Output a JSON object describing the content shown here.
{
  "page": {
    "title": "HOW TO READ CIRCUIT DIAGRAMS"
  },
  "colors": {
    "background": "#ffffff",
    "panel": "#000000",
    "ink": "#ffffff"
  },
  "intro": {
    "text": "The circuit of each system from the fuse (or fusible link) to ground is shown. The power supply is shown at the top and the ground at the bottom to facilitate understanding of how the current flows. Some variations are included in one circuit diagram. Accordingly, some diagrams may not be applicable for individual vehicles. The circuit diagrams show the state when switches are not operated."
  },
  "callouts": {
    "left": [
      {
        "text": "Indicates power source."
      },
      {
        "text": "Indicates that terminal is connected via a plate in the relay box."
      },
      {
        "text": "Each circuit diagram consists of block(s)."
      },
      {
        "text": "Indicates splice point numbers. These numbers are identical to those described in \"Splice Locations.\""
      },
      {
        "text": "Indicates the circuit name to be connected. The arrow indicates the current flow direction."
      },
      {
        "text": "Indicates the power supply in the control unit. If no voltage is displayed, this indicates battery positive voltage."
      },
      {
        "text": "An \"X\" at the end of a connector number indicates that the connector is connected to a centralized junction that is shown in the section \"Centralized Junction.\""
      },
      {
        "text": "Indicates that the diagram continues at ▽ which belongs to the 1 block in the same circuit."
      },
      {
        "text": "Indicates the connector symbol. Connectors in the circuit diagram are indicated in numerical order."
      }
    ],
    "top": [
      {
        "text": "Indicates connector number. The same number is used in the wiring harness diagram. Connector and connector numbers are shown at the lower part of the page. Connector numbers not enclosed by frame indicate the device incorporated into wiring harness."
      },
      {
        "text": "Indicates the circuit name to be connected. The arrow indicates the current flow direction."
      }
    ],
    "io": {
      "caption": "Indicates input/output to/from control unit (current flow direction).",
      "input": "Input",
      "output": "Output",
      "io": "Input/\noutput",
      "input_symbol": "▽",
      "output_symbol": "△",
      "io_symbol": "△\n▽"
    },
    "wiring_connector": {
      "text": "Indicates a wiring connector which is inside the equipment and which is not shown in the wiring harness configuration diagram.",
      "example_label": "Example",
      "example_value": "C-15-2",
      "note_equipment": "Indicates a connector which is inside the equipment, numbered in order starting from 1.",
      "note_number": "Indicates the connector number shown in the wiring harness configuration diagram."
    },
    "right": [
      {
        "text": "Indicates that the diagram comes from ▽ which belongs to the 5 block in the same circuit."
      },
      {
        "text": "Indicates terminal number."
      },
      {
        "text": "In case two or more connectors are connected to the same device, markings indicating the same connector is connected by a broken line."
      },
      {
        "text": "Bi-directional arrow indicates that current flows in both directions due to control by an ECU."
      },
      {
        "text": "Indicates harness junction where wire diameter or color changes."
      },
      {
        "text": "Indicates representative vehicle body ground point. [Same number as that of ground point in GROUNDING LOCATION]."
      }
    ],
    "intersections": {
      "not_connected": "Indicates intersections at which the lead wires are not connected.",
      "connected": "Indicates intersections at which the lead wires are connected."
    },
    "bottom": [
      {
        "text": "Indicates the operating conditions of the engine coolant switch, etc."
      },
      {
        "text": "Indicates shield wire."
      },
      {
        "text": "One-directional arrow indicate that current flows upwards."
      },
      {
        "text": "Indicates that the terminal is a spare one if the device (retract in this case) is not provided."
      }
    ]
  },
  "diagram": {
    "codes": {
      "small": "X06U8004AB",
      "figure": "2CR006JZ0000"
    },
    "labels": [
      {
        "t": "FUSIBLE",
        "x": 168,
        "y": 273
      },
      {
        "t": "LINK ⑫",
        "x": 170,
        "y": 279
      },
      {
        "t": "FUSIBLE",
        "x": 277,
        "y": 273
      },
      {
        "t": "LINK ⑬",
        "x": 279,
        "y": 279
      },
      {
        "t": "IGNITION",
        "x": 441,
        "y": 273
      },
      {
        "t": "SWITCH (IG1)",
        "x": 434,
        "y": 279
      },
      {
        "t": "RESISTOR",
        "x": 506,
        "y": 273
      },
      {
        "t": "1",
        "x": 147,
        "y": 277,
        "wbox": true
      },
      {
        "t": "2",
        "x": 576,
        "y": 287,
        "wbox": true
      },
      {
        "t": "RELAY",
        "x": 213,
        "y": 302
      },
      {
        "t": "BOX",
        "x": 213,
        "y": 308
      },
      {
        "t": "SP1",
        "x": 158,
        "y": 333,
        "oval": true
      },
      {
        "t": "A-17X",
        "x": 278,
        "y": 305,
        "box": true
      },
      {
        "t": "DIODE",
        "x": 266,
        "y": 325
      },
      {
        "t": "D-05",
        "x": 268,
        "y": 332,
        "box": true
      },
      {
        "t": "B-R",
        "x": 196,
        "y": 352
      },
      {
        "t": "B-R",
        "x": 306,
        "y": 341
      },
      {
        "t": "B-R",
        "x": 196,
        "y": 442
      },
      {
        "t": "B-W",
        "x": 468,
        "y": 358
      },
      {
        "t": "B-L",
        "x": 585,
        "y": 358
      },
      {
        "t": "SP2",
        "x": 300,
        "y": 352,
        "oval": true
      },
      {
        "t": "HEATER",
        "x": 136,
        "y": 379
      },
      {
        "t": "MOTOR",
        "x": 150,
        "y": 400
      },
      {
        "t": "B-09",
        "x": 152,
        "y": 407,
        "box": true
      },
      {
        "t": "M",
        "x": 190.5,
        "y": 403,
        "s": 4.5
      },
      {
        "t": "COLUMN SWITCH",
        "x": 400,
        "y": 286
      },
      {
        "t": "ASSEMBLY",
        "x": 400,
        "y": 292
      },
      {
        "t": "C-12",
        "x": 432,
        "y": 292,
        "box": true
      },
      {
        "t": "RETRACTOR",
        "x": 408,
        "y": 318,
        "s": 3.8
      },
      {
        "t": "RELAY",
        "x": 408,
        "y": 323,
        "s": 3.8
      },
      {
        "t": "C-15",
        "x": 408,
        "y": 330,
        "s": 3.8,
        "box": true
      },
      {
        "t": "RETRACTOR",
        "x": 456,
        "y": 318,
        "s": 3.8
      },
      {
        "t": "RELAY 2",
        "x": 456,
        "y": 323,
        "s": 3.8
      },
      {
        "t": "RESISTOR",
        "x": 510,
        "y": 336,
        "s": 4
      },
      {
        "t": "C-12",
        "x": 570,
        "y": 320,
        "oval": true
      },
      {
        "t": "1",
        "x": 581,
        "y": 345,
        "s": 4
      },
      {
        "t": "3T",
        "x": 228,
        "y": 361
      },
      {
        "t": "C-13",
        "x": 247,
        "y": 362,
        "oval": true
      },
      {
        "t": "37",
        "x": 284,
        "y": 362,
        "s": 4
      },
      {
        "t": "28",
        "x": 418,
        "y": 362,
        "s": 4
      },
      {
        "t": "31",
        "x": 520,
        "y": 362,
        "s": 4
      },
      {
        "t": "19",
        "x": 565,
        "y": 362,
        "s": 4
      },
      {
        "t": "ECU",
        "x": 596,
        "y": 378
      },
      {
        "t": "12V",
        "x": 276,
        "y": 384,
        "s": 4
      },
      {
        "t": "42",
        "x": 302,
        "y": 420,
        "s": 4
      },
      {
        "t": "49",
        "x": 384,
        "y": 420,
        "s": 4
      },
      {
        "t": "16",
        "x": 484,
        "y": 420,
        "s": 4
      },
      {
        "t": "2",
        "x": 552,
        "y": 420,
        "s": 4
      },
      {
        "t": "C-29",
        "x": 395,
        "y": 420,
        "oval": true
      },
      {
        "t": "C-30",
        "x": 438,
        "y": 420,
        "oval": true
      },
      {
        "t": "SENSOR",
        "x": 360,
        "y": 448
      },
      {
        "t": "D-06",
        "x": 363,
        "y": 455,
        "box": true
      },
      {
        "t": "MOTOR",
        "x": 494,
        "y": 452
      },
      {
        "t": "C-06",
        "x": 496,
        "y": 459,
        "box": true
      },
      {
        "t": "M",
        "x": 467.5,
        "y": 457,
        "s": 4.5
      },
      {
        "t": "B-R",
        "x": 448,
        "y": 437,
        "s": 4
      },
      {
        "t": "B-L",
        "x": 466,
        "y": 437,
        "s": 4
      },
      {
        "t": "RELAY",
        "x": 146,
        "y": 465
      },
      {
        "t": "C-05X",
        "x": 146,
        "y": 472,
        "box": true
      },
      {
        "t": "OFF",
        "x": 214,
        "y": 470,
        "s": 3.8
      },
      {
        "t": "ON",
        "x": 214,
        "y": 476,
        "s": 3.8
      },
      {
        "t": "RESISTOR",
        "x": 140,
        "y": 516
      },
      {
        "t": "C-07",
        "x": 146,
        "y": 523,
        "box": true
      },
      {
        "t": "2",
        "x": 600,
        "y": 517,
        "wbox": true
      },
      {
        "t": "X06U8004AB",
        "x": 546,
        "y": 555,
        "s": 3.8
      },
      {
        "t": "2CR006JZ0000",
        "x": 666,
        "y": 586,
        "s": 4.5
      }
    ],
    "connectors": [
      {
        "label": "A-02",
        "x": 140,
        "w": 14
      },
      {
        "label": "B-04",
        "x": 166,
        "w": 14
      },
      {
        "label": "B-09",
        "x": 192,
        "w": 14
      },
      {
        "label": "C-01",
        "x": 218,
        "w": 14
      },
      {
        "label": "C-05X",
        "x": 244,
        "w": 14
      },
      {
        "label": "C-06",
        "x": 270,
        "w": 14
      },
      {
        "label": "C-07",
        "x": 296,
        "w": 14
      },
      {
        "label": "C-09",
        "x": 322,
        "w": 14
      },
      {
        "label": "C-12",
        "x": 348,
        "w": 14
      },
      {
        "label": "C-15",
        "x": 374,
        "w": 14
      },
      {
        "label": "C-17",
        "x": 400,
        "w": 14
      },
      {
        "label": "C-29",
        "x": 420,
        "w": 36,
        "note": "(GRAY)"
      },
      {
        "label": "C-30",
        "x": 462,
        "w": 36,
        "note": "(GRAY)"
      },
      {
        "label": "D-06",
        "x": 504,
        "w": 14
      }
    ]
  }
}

## EXERCISE AIM
Copy out every line that includes the word "case".

## RESULT
        "text": "In case two or more connectors are connected to the same device, markings indicating the same connector is connected by a broken line."
        "text": "Indicates that the terminal is a spare one if the device (retract in this case) is not provided."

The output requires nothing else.